## BEGIN PROVIDED DATA

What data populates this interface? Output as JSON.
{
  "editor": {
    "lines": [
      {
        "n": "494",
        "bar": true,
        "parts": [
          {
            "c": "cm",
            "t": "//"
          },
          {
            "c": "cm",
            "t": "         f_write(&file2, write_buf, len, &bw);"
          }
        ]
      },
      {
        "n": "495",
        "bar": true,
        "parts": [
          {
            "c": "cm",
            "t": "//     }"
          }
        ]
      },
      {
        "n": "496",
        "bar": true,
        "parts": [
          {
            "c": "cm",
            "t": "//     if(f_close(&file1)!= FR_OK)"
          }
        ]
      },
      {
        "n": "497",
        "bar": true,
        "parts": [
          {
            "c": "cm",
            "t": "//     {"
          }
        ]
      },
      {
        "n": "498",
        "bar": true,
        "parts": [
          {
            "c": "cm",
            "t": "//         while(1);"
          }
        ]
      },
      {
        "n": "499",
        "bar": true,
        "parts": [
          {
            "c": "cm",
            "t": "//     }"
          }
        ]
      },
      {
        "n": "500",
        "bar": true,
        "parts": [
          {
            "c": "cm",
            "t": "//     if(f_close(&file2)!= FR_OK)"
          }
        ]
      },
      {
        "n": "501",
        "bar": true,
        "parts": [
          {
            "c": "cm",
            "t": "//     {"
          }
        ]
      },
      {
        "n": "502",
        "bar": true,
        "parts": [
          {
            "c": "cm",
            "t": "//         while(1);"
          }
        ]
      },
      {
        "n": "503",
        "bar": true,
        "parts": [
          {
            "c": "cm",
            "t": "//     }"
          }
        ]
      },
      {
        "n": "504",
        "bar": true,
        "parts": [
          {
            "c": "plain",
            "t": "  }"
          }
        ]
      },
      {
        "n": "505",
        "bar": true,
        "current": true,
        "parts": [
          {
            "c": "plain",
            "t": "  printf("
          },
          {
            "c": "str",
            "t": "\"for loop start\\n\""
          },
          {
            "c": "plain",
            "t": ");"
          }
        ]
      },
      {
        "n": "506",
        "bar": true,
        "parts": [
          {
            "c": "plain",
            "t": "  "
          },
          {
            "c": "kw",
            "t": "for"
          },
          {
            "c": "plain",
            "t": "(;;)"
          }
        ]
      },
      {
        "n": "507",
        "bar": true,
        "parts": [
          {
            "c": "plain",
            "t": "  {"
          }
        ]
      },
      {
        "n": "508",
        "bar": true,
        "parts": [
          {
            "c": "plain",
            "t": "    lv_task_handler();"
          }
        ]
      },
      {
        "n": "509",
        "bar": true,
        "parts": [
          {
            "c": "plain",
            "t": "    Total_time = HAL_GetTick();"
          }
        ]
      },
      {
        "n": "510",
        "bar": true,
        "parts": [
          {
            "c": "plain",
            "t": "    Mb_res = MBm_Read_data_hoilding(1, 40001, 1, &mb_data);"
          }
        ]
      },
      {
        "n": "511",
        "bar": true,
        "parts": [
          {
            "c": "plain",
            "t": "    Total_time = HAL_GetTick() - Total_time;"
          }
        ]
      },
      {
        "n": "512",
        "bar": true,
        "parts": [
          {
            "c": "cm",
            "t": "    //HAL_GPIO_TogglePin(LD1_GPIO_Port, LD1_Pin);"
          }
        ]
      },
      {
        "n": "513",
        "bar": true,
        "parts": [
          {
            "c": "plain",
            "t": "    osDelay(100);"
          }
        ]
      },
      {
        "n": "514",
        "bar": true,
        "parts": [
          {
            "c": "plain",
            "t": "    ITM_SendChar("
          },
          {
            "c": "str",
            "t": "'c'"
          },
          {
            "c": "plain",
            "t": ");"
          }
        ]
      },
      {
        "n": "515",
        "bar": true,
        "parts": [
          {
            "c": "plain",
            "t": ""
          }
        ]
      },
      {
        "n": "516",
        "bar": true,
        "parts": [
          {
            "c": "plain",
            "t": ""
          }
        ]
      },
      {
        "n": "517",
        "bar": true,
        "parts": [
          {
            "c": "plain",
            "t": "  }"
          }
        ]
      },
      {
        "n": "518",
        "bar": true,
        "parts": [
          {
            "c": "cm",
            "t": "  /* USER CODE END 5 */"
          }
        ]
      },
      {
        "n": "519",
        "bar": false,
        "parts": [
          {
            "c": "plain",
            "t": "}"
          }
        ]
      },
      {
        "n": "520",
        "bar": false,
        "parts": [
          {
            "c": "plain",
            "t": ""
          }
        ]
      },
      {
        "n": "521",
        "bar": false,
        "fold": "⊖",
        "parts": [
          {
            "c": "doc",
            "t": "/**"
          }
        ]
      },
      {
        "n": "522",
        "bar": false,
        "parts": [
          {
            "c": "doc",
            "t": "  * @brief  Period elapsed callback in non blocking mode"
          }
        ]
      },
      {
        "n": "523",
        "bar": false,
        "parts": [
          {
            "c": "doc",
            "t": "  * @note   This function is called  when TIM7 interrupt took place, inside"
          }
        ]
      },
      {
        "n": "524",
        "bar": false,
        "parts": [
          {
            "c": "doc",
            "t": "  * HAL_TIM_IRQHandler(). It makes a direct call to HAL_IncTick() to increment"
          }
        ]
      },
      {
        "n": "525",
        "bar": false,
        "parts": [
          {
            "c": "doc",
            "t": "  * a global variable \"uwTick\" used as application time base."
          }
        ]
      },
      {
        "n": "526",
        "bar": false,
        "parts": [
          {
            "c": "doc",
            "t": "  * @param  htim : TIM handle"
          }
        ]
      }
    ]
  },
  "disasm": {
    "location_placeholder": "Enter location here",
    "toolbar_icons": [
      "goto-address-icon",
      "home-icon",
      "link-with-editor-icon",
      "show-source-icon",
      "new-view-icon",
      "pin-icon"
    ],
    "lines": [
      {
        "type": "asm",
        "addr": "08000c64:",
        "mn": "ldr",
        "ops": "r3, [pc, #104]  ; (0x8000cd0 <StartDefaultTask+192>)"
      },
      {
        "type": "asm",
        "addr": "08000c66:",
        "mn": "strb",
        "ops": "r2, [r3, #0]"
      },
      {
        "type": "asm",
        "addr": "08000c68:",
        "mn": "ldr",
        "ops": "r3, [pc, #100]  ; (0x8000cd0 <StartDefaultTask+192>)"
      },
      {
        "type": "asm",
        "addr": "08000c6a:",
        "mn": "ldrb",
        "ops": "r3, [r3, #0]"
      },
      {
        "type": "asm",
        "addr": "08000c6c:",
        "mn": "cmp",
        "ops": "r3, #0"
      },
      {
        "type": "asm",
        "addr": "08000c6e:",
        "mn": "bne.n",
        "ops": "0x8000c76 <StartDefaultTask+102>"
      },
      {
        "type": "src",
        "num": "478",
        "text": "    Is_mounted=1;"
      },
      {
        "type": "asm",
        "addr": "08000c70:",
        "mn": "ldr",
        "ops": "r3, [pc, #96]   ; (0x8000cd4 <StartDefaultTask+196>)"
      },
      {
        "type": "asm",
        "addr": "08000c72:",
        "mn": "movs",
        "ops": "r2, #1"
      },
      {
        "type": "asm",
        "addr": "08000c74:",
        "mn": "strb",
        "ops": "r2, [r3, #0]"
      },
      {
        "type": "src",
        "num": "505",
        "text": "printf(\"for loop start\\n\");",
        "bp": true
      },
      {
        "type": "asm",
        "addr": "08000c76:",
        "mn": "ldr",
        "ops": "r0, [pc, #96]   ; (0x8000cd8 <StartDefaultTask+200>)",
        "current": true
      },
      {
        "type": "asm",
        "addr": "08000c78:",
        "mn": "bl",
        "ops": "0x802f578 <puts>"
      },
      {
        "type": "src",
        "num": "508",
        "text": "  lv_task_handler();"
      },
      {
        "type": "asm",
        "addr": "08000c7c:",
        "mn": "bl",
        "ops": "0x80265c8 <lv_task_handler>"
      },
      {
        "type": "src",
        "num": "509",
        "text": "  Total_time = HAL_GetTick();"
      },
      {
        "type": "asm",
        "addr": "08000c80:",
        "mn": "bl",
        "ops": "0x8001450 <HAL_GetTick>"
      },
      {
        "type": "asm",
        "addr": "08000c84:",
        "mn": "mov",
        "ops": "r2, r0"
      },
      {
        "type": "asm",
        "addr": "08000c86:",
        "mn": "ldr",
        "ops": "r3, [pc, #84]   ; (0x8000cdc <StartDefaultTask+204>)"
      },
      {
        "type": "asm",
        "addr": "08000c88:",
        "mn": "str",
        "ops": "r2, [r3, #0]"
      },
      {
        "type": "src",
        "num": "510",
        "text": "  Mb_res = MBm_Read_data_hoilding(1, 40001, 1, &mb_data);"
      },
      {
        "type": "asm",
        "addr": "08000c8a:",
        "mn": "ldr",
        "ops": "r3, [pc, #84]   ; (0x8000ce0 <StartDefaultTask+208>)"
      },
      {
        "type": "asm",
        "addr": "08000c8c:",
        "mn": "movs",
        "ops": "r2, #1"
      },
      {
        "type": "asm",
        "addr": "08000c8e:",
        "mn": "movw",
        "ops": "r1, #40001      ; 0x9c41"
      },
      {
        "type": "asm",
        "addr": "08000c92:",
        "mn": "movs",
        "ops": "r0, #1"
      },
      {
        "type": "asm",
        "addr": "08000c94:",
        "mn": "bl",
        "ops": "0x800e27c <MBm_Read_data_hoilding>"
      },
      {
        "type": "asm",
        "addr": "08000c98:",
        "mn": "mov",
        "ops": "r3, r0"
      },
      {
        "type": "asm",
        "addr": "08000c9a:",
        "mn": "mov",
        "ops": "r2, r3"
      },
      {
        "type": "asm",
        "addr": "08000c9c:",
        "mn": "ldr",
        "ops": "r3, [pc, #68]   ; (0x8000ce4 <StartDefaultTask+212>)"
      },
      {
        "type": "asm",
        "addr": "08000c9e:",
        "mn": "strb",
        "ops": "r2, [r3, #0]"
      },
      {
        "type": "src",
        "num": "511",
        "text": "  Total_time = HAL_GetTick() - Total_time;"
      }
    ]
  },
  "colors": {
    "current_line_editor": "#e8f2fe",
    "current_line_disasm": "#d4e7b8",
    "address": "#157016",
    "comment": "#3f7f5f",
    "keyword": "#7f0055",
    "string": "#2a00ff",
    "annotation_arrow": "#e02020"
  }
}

## END PROVIDED DATA

> AIM: In the entries above, find each line with the word "printf" and show it.

> SOLUTION BELOW:
            "t": "  printf("
        "text": "printf(\"for loop start\\n\");",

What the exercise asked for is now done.